▼
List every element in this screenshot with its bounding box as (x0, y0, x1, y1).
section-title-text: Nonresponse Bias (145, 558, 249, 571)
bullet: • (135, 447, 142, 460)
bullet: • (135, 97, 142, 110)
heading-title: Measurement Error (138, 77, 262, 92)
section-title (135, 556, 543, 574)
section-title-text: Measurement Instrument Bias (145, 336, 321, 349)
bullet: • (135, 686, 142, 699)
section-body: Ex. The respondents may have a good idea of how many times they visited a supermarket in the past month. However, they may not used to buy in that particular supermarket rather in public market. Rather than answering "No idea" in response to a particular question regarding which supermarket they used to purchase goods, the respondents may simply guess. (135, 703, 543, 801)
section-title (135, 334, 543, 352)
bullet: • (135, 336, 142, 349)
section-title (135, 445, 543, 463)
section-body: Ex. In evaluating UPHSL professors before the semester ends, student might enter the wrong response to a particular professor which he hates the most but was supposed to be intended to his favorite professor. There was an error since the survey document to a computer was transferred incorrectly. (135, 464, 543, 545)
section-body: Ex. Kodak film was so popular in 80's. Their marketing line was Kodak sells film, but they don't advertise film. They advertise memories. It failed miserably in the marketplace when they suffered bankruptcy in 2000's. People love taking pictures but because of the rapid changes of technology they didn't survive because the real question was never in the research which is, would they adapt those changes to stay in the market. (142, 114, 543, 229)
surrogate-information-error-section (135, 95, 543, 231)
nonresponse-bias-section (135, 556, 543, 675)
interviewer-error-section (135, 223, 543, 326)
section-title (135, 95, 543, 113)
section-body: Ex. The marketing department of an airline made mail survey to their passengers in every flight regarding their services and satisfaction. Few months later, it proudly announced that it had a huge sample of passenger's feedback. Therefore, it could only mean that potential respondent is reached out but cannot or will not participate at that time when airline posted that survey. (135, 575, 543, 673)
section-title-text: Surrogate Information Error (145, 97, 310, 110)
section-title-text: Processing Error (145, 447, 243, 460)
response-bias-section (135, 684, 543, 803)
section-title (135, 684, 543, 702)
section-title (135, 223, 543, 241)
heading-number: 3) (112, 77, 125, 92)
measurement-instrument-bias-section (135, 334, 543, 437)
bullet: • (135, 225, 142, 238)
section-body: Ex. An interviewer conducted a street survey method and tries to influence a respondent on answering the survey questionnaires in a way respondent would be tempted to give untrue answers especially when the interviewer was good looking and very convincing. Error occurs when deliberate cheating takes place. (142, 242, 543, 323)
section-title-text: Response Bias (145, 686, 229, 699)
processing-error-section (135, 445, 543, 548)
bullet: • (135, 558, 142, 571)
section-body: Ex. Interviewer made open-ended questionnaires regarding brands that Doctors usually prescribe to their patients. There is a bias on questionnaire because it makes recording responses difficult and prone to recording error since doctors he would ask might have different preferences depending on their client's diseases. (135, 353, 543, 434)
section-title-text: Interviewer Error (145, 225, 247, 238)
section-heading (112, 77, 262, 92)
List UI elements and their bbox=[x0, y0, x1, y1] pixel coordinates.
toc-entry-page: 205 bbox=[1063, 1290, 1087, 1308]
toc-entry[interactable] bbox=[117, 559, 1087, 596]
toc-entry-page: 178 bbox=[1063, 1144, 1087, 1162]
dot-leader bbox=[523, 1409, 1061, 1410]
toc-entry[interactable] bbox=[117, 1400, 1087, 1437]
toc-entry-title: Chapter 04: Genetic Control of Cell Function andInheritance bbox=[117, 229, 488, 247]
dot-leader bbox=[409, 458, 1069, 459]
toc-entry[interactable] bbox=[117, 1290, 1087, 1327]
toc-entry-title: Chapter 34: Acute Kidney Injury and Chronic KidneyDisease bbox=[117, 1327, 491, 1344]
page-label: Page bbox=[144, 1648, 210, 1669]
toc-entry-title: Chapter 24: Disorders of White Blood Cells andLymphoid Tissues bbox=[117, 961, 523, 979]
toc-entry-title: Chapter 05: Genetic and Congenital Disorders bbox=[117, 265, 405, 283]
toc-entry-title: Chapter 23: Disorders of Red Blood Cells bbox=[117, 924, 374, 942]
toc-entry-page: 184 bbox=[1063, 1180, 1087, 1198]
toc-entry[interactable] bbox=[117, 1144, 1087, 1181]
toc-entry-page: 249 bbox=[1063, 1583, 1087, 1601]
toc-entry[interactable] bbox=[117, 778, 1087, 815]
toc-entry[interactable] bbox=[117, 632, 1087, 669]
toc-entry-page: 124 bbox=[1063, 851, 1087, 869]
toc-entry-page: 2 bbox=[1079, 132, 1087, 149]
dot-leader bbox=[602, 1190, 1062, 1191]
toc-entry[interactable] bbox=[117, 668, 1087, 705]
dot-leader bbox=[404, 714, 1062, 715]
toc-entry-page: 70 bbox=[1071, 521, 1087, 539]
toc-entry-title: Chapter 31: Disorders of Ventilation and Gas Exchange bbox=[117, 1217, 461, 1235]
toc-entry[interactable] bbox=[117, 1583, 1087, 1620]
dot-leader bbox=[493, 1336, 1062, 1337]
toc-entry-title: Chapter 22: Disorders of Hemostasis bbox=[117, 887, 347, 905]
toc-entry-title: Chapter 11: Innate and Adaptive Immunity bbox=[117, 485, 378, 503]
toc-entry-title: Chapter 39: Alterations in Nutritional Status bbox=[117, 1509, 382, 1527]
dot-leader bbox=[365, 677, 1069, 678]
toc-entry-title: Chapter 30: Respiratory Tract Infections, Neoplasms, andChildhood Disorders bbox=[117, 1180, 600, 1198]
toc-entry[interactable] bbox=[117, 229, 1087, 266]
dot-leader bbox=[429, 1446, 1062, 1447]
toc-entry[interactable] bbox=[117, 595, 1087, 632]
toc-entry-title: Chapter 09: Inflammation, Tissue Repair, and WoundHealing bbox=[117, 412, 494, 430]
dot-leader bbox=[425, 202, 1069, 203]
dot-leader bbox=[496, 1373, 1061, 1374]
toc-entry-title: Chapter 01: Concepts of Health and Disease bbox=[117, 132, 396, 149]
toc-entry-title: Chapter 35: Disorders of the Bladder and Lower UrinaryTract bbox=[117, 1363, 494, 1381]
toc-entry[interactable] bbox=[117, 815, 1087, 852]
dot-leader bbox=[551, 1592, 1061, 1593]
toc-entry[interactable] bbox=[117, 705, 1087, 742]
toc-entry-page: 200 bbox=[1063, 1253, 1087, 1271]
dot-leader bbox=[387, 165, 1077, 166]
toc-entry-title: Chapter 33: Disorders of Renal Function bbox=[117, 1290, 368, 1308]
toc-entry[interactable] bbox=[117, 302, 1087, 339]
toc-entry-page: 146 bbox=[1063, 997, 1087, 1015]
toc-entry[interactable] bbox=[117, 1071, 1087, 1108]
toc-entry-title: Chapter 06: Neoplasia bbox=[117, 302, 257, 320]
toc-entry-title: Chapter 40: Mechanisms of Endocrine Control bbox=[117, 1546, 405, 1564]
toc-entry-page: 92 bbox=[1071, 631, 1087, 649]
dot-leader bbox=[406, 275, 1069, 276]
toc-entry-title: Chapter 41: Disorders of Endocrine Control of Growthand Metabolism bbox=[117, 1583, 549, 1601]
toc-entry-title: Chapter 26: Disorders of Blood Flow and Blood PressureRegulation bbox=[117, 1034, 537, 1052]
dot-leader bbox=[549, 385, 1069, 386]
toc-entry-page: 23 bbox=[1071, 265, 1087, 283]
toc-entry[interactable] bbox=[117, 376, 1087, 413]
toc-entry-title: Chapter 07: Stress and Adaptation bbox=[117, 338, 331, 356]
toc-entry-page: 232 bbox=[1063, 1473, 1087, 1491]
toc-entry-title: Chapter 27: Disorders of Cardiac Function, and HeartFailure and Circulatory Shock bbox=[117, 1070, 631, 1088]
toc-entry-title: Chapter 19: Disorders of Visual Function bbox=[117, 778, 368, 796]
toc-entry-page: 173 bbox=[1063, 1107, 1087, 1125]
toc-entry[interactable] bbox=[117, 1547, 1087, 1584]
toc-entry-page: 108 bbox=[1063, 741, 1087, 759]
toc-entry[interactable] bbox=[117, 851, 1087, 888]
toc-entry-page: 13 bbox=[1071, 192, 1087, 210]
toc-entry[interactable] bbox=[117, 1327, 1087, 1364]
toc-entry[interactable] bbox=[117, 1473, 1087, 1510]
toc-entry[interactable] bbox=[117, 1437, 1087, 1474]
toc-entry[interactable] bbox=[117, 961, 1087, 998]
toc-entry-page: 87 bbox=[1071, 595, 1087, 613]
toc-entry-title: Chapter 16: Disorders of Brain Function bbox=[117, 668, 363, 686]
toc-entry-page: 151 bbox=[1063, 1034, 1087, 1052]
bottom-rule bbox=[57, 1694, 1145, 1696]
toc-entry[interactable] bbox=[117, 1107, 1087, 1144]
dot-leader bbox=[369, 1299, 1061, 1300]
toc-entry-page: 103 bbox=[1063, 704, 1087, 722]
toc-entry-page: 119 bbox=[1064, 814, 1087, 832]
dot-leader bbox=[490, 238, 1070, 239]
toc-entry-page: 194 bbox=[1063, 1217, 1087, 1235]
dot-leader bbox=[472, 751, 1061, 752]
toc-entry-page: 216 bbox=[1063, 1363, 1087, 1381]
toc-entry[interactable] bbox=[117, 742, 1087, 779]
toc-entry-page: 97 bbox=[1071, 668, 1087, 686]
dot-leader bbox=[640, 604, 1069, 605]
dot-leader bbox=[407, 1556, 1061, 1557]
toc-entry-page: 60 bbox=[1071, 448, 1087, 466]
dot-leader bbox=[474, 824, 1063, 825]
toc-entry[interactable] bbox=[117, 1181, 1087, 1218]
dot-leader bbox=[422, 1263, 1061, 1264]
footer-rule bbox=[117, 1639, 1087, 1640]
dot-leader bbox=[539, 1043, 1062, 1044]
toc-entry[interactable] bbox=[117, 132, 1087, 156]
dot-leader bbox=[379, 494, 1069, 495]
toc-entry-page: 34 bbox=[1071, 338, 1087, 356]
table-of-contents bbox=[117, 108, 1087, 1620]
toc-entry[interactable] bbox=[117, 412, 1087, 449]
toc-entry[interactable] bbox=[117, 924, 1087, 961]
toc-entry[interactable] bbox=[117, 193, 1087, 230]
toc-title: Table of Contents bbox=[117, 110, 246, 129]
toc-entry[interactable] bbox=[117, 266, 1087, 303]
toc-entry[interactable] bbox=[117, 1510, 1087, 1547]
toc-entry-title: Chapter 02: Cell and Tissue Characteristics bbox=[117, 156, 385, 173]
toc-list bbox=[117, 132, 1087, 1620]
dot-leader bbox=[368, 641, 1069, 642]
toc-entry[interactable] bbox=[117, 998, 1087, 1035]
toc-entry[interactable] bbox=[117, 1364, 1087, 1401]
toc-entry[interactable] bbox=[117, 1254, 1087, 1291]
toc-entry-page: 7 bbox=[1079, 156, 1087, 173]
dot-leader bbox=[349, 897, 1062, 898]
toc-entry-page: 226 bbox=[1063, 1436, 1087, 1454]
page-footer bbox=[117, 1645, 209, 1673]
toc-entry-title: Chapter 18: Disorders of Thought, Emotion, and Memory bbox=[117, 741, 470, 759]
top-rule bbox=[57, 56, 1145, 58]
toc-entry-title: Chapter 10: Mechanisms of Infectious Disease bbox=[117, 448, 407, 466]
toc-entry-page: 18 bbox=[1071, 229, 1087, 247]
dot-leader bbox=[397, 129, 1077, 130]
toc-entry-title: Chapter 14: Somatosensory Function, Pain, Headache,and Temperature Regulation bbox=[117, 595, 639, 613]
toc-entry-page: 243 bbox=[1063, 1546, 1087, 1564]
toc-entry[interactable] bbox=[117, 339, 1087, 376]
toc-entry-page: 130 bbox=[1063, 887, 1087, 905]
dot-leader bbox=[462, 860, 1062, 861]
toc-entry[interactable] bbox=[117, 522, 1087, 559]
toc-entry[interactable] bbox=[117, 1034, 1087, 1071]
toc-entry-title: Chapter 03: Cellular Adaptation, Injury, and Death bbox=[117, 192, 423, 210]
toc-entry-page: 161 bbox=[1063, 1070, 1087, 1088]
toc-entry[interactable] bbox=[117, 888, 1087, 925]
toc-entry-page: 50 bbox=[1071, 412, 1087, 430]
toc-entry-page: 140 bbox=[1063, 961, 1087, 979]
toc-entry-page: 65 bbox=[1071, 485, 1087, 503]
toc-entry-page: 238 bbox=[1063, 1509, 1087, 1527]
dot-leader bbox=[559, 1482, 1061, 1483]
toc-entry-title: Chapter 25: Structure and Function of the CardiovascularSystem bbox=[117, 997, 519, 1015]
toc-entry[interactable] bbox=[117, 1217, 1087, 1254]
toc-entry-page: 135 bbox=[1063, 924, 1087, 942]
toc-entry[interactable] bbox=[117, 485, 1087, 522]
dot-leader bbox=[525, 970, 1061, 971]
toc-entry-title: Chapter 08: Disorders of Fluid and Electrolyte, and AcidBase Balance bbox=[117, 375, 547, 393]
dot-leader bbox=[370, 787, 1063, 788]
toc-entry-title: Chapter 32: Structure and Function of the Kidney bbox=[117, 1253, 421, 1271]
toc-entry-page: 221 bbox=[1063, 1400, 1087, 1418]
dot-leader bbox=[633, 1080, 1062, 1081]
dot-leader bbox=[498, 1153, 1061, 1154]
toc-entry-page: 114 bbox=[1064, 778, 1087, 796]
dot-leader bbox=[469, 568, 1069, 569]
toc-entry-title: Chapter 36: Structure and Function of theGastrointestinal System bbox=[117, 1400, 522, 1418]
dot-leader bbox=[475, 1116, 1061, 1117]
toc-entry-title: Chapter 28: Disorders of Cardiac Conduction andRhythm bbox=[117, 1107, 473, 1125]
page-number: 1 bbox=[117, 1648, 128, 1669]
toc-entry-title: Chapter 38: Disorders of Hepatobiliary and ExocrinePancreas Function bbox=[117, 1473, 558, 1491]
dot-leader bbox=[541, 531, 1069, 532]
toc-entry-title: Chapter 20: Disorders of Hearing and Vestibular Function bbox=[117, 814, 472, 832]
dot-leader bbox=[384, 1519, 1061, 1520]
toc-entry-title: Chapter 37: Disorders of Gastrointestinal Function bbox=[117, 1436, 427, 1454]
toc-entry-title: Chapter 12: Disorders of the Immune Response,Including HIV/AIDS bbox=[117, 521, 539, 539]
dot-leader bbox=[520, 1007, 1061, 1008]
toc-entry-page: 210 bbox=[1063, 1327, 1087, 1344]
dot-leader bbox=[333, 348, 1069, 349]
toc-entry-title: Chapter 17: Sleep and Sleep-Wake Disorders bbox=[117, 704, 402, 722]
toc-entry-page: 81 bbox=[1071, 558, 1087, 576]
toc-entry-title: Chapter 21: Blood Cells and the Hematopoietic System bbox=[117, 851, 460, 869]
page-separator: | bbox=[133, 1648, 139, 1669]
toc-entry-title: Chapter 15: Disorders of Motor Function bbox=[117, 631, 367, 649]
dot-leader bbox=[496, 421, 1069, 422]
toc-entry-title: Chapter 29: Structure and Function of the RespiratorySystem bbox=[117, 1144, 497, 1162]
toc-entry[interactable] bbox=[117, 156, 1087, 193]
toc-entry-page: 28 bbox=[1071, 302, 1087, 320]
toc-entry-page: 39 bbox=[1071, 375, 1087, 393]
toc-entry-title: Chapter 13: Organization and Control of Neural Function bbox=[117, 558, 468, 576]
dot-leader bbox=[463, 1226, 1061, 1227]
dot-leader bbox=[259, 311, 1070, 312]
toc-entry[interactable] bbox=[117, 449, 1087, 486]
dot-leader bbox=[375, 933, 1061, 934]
▲
Task statement - When a line in the material above holds the word "questionnaires", copy that line.

Your response -
section-body: Ex. An interviewer conducted a street survey method and tries to influence a respondent on answering the survey questionnaires in a way respondent would be tempted to give untrue answers especially when the interviewer was good looking and very convincing. Error occurs when deliberate cheating takes place. (142, 242, 543, 323)
section-body: Ex. Interviewer made open-ended questionnaires regarding brands that Doctors usually prescribe to their patients. There is a bias on questionnaire because it makes recording responses difficult and prone to recording error since doctors he would ask might have different preferences depending on their client's diseases. (135, 353, 543, 434)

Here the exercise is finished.